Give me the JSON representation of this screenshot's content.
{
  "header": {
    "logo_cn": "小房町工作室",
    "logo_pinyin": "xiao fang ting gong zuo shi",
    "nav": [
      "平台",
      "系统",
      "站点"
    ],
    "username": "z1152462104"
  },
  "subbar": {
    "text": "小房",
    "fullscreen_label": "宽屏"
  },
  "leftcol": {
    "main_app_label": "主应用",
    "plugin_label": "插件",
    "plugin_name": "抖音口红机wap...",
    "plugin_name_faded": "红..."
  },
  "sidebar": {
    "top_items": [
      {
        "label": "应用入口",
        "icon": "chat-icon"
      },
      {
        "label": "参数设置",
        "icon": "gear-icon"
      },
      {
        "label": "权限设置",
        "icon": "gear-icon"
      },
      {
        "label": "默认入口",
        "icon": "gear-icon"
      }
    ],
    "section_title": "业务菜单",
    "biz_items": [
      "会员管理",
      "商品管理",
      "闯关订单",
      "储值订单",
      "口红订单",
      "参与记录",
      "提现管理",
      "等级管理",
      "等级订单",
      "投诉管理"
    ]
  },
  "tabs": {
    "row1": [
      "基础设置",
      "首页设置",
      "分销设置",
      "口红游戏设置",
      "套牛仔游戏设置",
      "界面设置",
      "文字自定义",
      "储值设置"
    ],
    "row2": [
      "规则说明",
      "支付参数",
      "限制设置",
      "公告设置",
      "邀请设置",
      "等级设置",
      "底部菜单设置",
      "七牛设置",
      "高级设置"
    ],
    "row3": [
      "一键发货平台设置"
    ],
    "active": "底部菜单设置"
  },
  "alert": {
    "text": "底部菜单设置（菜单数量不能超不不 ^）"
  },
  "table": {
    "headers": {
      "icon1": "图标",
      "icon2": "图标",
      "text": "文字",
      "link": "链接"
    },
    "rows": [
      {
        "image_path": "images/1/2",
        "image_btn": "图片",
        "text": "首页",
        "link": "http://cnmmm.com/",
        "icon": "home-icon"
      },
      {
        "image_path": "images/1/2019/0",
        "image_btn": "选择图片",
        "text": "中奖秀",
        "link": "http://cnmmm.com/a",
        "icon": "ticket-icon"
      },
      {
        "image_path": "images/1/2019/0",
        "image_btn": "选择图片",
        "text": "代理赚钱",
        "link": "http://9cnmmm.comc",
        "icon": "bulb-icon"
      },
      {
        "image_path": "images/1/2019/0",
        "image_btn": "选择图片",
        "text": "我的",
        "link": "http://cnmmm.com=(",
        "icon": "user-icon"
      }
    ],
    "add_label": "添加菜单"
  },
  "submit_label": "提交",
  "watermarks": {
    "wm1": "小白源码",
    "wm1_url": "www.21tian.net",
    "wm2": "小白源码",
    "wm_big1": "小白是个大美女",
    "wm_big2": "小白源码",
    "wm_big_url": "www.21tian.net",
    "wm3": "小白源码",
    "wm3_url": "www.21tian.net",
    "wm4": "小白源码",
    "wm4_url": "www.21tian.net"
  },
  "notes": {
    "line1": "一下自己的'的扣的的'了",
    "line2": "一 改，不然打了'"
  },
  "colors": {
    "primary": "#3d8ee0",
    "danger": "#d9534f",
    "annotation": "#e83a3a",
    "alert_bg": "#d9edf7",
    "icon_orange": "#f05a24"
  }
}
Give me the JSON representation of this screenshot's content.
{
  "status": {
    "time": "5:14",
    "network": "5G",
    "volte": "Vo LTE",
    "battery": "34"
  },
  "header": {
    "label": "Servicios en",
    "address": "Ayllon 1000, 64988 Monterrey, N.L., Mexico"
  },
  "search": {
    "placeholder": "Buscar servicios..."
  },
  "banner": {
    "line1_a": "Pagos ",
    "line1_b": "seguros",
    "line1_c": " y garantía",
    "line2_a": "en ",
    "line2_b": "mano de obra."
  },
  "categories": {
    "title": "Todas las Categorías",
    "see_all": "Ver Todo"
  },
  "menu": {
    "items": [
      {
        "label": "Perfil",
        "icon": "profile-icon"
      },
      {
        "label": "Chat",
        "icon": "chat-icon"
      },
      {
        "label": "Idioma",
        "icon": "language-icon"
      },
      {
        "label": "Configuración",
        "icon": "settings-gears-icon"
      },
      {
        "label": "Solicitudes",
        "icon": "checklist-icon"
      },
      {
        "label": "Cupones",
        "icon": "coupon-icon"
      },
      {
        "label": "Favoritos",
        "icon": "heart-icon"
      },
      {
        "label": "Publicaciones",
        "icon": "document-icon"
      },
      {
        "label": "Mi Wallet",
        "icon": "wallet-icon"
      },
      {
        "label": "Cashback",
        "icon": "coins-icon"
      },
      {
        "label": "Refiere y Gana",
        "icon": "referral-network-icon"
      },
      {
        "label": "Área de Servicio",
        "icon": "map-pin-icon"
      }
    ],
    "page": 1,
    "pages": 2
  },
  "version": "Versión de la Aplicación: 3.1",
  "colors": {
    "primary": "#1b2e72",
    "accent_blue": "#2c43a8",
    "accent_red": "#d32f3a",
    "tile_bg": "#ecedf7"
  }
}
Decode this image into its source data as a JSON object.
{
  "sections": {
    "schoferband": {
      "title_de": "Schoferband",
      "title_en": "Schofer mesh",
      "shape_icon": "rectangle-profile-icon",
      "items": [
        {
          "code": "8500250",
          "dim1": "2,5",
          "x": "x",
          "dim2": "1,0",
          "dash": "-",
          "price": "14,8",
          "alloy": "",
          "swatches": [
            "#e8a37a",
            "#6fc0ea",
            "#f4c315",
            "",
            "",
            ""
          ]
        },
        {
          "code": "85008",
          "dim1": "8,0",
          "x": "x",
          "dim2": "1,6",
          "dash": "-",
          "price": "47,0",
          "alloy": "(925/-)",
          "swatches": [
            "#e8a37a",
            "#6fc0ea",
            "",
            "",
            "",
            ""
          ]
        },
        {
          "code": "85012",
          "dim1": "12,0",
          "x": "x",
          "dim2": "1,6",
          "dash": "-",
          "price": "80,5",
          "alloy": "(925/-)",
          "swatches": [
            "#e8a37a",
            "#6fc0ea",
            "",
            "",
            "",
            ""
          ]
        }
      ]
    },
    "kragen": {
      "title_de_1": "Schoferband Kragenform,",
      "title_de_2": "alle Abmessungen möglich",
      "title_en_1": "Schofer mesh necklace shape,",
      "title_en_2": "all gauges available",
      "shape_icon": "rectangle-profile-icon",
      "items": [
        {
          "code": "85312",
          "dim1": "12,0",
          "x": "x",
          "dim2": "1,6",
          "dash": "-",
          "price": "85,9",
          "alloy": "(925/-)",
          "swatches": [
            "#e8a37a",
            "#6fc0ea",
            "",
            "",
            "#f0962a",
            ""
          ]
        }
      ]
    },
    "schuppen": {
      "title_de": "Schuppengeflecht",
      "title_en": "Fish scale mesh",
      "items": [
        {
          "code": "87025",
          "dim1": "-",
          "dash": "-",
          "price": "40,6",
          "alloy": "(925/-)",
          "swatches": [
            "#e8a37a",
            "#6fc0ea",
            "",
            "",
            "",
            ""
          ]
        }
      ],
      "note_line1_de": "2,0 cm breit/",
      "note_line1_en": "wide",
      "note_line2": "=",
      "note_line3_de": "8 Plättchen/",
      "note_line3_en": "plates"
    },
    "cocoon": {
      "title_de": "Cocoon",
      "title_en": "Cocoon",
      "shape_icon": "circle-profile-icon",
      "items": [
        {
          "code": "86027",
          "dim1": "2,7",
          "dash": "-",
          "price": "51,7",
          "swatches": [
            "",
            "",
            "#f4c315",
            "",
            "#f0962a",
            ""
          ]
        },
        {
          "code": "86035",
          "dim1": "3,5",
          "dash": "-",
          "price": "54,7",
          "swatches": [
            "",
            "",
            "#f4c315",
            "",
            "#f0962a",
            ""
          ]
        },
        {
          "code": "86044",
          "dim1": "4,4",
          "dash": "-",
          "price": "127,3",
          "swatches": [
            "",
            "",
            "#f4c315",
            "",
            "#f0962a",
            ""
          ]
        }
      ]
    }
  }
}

• • • • • • •

PROBLEM TO SOLVE >> Collect, from the material above, every line containing the word "text".

EXERCISE SOLUTION >>
    "text": "小房",
    "text": "底部菜单设置（菜单数量不能超不不 ^）"
      "text": "文字",
        "text": "首页",
        "text": "中奖秀",
        "text": "代理赚钱",
        "text": "我的",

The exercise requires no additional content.